[TASK DIRECTIONS]:
The records below must be written out exactly, with every picture left behind.

[INPUT RECORDS]:
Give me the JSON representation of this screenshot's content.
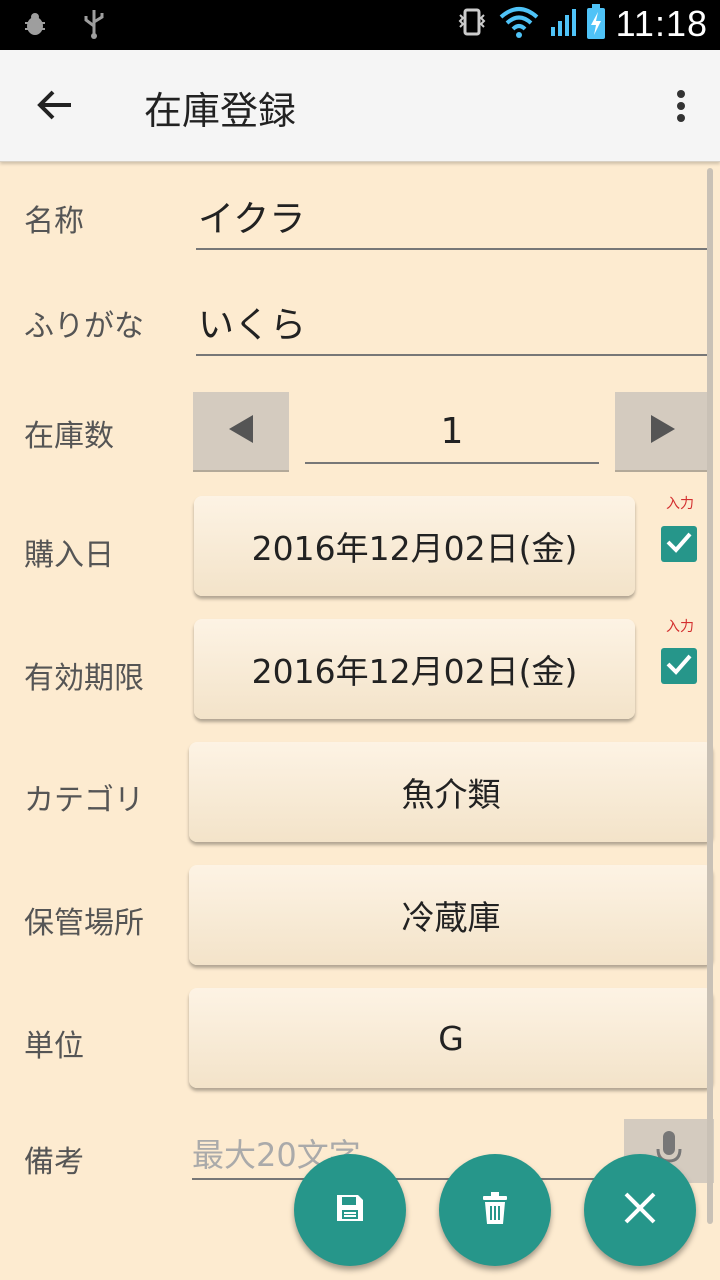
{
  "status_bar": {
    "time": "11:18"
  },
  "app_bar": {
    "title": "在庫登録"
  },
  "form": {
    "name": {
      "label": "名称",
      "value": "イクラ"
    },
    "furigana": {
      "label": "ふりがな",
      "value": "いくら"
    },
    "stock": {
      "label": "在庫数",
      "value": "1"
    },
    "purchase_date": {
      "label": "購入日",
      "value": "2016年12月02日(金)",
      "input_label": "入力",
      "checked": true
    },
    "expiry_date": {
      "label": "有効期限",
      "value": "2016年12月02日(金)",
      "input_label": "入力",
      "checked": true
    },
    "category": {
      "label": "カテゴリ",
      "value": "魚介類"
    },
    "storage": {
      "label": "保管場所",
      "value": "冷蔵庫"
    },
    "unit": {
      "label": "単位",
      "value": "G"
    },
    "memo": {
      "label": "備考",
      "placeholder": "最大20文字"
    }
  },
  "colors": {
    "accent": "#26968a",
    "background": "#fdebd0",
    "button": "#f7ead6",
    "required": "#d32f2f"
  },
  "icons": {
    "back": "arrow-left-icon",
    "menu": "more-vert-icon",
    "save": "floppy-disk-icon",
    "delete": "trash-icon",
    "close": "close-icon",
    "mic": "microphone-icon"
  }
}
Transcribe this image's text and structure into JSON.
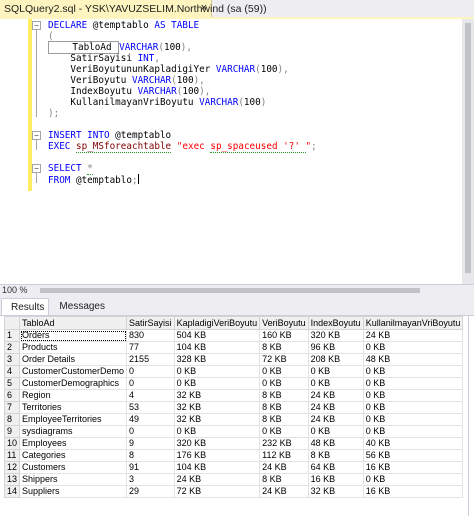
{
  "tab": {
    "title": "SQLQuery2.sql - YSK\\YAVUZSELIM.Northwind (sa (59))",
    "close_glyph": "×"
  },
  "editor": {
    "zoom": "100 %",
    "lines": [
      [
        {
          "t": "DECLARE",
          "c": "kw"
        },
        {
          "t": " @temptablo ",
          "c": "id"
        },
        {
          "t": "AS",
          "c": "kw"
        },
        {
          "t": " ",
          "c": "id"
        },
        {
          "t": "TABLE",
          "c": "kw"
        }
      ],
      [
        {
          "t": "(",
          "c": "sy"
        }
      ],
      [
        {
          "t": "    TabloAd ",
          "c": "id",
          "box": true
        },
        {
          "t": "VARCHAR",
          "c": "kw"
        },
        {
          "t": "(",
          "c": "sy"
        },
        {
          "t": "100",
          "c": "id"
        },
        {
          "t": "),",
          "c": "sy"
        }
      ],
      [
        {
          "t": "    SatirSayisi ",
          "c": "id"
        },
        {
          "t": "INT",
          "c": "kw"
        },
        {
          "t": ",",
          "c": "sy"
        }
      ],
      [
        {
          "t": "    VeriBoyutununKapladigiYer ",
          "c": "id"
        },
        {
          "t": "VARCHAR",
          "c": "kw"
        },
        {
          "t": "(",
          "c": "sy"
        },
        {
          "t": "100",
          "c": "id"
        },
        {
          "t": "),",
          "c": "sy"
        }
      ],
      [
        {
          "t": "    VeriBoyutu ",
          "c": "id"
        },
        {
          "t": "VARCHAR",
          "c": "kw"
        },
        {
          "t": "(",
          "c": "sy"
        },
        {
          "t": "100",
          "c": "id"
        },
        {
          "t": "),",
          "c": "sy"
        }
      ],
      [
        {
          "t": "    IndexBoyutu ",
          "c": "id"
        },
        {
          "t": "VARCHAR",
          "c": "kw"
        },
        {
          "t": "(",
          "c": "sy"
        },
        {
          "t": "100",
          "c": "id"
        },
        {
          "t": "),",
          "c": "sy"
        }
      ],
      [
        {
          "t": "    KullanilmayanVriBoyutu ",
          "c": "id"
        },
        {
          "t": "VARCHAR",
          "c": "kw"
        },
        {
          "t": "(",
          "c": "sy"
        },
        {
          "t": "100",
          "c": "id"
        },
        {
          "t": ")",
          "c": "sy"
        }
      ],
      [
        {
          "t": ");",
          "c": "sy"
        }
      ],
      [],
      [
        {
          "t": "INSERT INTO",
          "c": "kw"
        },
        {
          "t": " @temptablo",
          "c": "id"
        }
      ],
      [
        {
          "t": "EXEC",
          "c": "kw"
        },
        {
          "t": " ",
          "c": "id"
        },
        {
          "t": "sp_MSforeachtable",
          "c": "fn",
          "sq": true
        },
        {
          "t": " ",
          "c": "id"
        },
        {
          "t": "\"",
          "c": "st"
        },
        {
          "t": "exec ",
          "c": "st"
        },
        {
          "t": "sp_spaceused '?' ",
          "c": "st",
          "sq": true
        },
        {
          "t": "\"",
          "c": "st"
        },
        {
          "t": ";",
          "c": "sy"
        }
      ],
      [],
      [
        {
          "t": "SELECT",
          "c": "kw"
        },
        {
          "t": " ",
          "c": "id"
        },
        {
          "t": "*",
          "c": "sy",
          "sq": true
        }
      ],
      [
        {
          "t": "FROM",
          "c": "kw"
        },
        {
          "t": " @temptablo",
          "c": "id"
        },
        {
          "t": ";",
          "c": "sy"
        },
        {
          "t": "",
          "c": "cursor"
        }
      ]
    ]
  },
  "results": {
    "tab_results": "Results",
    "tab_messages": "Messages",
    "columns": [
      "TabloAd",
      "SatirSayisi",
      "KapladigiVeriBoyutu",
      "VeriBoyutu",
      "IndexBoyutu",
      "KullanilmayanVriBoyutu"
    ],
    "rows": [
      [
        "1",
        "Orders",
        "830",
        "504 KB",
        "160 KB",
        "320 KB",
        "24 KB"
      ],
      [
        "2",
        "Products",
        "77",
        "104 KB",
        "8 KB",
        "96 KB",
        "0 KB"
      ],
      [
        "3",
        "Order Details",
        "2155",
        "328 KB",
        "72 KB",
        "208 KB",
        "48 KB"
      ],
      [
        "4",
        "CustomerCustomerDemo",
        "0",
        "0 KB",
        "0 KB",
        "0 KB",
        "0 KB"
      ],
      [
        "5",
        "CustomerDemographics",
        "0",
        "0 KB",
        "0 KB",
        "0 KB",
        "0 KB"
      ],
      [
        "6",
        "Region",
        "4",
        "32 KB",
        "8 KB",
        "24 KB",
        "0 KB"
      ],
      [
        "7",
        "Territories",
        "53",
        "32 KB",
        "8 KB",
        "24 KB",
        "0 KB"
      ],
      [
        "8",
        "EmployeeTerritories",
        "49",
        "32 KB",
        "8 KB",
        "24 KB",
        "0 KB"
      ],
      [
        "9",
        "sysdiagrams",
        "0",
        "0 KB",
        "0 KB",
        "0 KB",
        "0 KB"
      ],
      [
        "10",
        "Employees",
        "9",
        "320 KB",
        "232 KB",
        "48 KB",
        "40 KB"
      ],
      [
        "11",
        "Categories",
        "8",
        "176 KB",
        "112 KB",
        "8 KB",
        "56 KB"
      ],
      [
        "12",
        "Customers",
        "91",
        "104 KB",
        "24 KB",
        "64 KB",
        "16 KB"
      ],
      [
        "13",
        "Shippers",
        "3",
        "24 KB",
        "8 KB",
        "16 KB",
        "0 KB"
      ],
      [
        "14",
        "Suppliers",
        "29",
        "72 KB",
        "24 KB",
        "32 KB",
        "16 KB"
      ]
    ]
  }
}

[FINAL ANSWER]:
Give me the JSON representation of this screenshot's content.
{
  "status_bar": {
    "time": "11:18"
  },
  "app_bar": {
    "title": "在庫登録"
  },
  "form": {
    "name": {
      "label": "名称",
      "value": "イクラ"
    },
    "furigana": {
      "label": "ふりがな",
      "value": "いくら"
    },
    "stock": {
      "label": "在庫数",
      "value": "1"
    },
    "purchase_date": {
      "label": "購入日",
      "value": "2016年12月02日(金)",
      "input_label": "入力",
      "checked": true
    },
    "expiry_date": {
      "label": "有効期限",
      "value": "2016年12月02日(金)",
      "input_label": "入力",
      "checked": true
    },
    "category": {
      "label": "カテゴリ",
      "value": "魚介類"
    },
    "storage": {
      "label": "保管場所",
      "value": "冷蔵庫"
    },
    "unit": {
      "label": "単位",
      "value": "G"
    },
    "memo": {
      "label": "備考",
      "placeholder": "最大20文字"
    }
  },
  "colors": {
    "accent": "#26968a",
    "background": "#fdebd0",
    "button": "#f7ead6",
    "required": "#d32f2f"
  },
  "icons": {
    "back": "arrow-left-icon",
    "menu": "more-vert-icon",
    "save": "floppy-disk-icon",
    "delete": "trash-icon",
    "close": "close-icon",
    "mic": "microphone-icon"
  }
}
Transcribe this image's text and structure into JSON.
{
  "tab": {
    "title": "SQLQuery2.sql - YSK\\YAVUZSELIM.Northwind (sa (59))",
    "close_glyph": "×"
  },
  "editor": {
    "zoom": "100 %",
    "lines": [
      [
        {
          "t": "DECLARE",
          "c": "kw"
        },
        {
          "t": " @temptablo ",
          "c": "id"
        },
        {
          "t": "AS",
          "c": "kw"
        },
        {
          "t": " ",
          "c": "id"
        },
        {
          "t": "TABLE",
          "c": "kw"
        }
      ],
      [
        {
          "t": "(",
          "c": "sy"
        }
      ],
      [
        {
          "t": "    TabloAd ",
          "c": "id",
          "box": true
        },
        {
          "t": "VARCHAR",
          "c": "kw"
        },
        {
          "t": "(",
          "c": "sy"
        },
        {
          "t": "100",
          "c": "id"
        },
        {
          "t": "),",
          "c": "sy"
        }
      ],
      [
        {
          "t": "    SatirSayisi ",
          "c": "id"
        },
        {
          "t": "INT",
          "c": "kw"
        },
        {
          "t": ",",
          "c": "sy"
        }
      ],
      [
        {
          "t": "    VeriBoyutununKapladigiYer ",
          "c": "id"
        },
        {
          "t": "VARCHAR",
          "c": "kw"
        },
        {
          "t": "(",
          "c": "sy"
        },
        {
          "t": "100",
          "c": "id"
        },
        {
          "t": "),",
          "c": "sy"
        }
      ],
      [
        {
          "t": "    VeriBoyutu ",
          "c": "id"
        },
        {
          "t": "VARCHAR",
          "c": "kw"
        },
        {
          "t": "(",
          "c": "sy"
        },
        {
          "t": "100",
          "c": "id"
        },
        {
          "t": "),",
          "c": "sy"
        }
      ],
      [
        {
          "t": "    IndexBoyutu ",
          "c": "id"
        },
        {
          "t": "VARCHAR",
          "c": "kw"
        },
        {
          "t": "(",
          "c": "sy"
        },
        {
          "t": "100",
          "c": "id"
        },
        {
          "t": "),",
          "c": "sy"
        }
      ],
      [
        {
          "t": "    KullanilmayanVriBoyutu ",
          "c": "id"
        },
        {
          "t": "VARCHAR",
          "c": "kw"
        },
        {
          "t": "(",
          "c": "sy"
        },
        {
          "t": "100",
          "c": "id"
        },
        {
          "t": ")",
          "c": "sy"
        }
      ],
      [
        {
          "t": ");",
          "c": "sy"
        }
      ],
      [],
      [
        {
          "t": "INSERT INTO",
          "c": "kw"
        },
        {
          "t": " @temptablo",
          "c": "id"
        }
      ],
      [
        {
          "t": "EXEC",
          "c": "kw"
        },
        {
          "t": " ",
          "c": "id"
        },
        {
          "t": "sp_MSforeachtable",
          "c": "fn",
          "sq": true
        },
        {
          "t": " ",
          "c": "id"
        },
        {
          "t": "\"",
          "c": "st"
        },
        {
          "t": "exec ",
          "c": "st"
        },
        {
          "t": "sp_spaceused '?' ",
          "c": "st",
          "sq": true
        },
        {
          "t": "\"",
          "c": "st"
        },
        {
          "t": ";",
          "c": "sy"
        }
      ],
      [],
      [
        {
          "t": "SELECT",
          "c": "kw"
        },
        {
          "t": " ",
          "c": "id"
        },
        {
          "t": "*",
          "c": "sy",
          "sq": true
        }
      ],
      [
        {
          "t": "FROM",
          "c": "kw"
        },
        {
          "t": " @temptablo",
          "c": "id"
        },
        {
          "t": ";",
          "c": "sy"
        },
        {
          "t": "",
          "c": "cursor"
        }
      ]
    ]
  },
  "results": {
    "tab_results": "Results",
    "tab_messages": "Messages",
    "columns": [
      "TabloAd",
      "SatirSayisi",
      "KapladigiVeriBoyutu",
      "VeriBoyutu",
      "IndexBoyutu",
      "KullanilmayanVriBoyutu"
    ],
    "rows": [
      [
        "1",
        "Orders",
        "830",
        "504 KB",
        "160 KB",
        "320 KB",
        "24 KB"
      ],
      [
        "2",
        "Products",
        "77",
        "104 KB",
        "8 KB",
        "96 KB",
        "0 KB"
      ],
      [
        "3",
        "Order Details",
        "2155",
        "328 KB",
        "72 KB",
        "208 KB",
        "48 KB"
      ],
      [
        "4",
        "CustomerCustomerDemo",
        "0",
        "0 KB",
        "0 KB",
        "0 KB",
        "0 KB"
      ],
      [
        "5",
        "CustomerDemographics",
        "0",
        "0 KB",
        "0 KB",
        "0 KB",
        "0 KB"
      ],
      [
        "6",
        "Region",
        "4",
        "32 KB",
        "8 KB",
        "24 KB",
        "0 KB"
      ],
      [
        "7",
        "Territories",
        "53",
        "32 KB",
        "8 KB",
        "24 KB",
        "0 KB"
      ],
      [
        "8",
        "EmployeeTerritories",
        "49",
        "32 KB",
        "8 KB",
        "24 KB",
        "0 KB"
      ],
      [
        "9",
        "sysdiagrams",
        "0",
        "0 KB",
        "0 KB",
        "0 KB",
        "0 KB"
      ],
      [
        "10",
        "Employees",
        "9",
        "320 KB",
        "232 KB",
        "48 KB",
        "40 KB"
      ],
      [
        "11",
        "Categories",
        "8",
        "176 KB",
        "112 KB",
        "8 KB",
        "56 KB"
      ],
      [
        "12",
        "Customers",
        "91",
        "104 KB",
        "24 KB",
        "64 KB",
        "16 KB"
      ],
      [
        "13",
        "Shippers",
        "3",
        "24 KB",
        "8 KB",
        "16 KB",
        "0 KB"
      ],
      [
        "14",
        "Suppliers",
        "29",
        "72 KB",
        "24 KB",
        "32 KB",
        "16 KB"
      ]
    ]
  }
}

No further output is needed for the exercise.